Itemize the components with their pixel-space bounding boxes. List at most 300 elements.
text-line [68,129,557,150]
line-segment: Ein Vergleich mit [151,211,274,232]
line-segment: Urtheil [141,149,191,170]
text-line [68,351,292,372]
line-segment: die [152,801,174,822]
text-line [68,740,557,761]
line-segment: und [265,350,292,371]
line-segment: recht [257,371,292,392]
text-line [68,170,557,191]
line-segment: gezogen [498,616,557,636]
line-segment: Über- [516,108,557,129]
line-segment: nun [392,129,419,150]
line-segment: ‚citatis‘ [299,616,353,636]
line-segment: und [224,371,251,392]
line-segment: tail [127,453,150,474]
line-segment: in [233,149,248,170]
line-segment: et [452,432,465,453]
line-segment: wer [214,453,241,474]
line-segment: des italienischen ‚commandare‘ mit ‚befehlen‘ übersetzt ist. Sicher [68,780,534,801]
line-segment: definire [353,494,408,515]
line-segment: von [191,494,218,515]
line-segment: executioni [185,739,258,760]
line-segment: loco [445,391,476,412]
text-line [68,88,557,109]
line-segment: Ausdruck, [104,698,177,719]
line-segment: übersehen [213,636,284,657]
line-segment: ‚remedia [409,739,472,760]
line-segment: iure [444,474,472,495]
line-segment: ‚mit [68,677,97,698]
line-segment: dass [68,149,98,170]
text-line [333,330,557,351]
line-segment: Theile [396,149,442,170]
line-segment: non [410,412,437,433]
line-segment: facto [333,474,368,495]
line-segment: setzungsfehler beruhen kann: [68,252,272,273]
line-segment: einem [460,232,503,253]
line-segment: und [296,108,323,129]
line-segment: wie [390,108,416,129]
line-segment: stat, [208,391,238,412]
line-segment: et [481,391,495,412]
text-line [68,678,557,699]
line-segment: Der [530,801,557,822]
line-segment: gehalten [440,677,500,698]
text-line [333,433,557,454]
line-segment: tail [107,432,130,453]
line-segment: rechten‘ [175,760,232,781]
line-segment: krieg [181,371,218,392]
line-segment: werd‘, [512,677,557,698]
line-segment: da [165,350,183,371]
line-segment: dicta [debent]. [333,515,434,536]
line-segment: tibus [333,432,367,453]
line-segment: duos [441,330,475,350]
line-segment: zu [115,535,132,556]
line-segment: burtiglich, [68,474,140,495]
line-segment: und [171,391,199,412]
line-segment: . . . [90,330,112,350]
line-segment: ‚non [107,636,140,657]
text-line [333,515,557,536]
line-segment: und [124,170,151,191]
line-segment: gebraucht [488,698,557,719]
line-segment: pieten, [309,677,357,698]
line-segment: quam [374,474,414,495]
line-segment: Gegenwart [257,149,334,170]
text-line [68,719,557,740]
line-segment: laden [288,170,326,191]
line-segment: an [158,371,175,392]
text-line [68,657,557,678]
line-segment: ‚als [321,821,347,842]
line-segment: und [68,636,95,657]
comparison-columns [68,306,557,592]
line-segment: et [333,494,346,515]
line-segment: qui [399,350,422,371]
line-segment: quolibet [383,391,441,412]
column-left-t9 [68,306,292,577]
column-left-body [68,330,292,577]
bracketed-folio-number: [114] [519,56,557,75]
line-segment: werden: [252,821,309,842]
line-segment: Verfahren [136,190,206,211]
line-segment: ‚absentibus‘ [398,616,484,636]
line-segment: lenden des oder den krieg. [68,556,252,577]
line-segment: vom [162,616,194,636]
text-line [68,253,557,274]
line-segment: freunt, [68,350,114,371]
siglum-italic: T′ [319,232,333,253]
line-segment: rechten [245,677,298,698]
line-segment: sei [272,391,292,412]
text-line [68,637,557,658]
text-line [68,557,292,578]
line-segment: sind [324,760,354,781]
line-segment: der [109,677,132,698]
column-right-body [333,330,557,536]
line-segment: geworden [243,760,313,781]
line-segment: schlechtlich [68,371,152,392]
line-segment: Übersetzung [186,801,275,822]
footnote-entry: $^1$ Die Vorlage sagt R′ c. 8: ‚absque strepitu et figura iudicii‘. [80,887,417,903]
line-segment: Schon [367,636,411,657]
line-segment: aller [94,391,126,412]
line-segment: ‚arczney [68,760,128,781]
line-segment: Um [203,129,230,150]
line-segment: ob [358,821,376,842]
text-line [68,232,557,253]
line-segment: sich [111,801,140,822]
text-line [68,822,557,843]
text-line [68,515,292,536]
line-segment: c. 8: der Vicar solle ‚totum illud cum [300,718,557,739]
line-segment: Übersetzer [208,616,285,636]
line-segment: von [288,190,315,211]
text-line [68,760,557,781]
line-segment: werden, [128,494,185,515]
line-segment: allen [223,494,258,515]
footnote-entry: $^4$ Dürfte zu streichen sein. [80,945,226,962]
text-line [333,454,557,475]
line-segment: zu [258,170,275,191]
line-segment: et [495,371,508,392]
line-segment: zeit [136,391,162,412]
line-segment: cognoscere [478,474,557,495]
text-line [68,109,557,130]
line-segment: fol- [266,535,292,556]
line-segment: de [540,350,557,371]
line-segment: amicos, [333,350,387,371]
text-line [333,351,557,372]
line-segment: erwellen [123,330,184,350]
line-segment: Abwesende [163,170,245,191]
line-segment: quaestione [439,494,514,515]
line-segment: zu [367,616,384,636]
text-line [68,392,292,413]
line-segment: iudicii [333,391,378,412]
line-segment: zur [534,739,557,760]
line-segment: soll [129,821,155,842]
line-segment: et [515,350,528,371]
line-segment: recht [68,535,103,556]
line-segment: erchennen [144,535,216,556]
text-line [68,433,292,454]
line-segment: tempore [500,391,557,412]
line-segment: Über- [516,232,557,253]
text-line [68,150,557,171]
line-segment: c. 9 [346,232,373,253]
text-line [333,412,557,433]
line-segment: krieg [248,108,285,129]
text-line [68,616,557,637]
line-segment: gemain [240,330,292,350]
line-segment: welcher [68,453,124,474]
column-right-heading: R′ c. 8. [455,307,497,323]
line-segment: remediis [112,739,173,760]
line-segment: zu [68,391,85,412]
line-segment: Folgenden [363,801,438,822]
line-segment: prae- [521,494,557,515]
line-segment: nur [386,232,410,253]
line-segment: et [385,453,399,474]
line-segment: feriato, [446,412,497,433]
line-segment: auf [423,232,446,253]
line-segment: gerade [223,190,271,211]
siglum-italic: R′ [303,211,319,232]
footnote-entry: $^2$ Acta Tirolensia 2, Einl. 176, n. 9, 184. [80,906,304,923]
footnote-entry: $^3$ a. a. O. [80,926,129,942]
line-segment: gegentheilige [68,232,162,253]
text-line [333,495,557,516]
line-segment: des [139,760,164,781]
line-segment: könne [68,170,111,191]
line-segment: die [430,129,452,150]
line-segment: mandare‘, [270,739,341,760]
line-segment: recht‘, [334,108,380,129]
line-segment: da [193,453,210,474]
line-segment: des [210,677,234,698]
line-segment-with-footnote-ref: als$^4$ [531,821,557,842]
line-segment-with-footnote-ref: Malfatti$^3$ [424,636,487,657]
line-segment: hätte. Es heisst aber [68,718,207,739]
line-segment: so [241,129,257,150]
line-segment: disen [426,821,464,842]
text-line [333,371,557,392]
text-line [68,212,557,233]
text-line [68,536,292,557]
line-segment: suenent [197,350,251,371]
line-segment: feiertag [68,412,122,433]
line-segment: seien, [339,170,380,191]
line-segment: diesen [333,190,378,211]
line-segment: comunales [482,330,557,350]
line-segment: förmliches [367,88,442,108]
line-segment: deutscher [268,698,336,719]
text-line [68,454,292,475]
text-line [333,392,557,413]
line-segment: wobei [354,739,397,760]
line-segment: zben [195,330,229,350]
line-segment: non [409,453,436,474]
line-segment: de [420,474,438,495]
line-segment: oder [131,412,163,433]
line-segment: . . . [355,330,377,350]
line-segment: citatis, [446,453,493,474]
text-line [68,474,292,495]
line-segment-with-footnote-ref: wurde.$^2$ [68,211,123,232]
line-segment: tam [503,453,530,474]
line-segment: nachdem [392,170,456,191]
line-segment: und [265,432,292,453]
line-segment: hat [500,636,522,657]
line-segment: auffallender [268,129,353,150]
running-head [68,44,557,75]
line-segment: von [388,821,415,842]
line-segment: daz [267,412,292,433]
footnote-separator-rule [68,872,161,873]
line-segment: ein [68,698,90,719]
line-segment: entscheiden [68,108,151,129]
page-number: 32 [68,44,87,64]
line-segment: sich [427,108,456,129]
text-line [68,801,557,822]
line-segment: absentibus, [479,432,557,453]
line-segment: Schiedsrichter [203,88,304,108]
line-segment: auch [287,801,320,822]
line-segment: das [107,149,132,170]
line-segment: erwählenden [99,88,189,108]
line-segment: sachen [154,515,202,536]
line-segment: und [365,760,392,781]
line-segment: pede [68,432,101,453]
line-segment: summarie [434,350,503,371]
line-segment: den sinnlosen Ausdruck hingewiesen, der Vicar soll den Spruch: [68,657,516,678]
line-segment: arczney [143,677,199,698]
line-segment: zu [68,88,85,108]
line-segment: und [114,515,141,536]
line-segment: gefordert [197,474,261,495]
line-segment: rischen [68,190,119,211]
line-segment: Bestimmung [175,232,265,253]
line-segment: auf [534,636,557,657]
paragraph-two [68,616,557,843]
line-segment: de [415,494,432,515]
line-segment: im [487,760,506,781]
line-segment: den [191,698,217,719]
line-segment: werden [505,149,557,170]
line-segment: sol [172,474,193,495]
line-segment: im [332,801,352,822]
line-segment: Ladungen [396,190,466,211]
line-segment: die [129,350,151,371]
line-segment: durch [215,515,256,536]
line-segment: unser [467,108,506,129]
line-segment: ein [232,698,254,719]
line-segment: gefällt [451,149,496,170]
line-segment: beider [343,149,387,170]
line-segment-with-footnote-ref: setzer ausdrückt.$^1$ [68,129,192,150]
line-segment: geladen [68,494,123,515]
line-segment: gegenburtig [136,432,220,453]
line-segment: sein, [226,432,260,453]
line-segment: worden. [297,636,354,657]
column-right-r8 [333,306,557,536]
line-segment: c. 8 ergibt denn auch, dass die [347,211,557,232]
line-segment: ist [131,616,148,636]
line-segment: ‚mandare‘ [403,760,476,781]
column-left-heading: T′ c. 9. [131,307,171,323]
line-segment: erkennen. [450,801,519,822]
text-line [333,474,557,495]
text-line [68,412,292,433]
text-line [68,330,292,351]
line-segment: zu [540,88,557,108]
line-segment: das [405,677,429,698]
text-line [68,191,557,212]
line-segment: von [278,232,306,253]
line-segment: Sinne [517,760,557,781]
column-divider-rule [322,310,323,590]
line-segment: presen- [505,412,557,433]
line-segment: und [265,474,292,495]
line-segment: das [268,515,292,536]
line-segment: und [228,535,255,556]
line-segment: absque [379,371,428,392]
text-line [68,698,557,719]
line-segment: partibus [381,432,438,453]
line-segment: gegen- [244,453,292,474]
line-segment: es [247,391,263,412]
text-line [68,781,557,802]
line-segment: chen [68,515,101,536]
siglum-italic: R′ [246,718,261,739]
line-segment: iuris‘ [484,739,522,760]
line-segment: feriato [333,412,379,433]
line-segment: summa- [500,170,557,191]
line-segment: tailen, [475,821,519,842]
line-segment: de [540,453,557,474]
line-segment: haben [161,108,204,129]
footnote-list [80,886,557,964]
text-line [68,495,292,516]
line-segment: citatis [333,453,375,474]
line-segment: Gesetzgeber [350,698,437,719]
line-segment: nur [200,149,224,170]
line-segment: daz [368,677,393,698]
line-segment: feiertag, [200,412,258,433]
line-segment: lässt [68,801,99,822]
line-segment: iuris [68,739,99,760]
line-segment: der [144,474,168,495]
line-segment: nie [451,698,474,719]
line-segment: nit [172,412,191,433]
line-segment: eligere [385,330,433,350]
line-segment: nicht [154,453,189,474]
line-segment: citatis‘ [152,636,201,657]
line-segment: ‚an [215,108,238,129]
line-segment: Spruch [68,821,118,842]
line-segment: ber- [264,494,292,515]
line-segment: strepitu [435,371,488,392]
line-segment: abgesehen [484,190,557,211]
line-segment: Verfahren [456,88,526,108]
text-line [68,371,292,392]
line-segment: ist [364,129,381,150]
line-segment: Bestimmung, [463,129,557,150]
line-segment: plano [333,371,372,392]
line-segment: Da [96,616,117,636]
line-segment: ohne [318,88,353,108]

....

* [INSTRUCTIONS FOR THE TASK]
Lay out the data above, from its start up to and including the line with "line-segment: gezogen [498,616,557,636]", as a Markdown table with the columns Row and Line. Number each line in Row, put its text in Line, and leave out blank lines.

* [WORKED ANSWER]
| Row | Line |
|---|---|
| 1 | Itemize the components with their pixel-space bounding boxes. List at most 300 elements. |
| 2 | text-line [68,129,557,150] |
| 3 | line-segment: Ein Vergleich mit [151,211,274,232] |
| 4 | line-segment: Urtheil [141,149,191,170] |
| 5 | text-line [68,351,292,372] |
| 6 | line-segment: die [152,801,174,822] |
| 7 | text-line [68,740,557,761] |
| 8 | line-segment: und [265,350,292,371] |
| 9 | line-segment: recht [257,371,292,392] |
| 10 | text-line [68,170,557,191] |
| 11 | line-segment: gezogen [498,616,557,636] |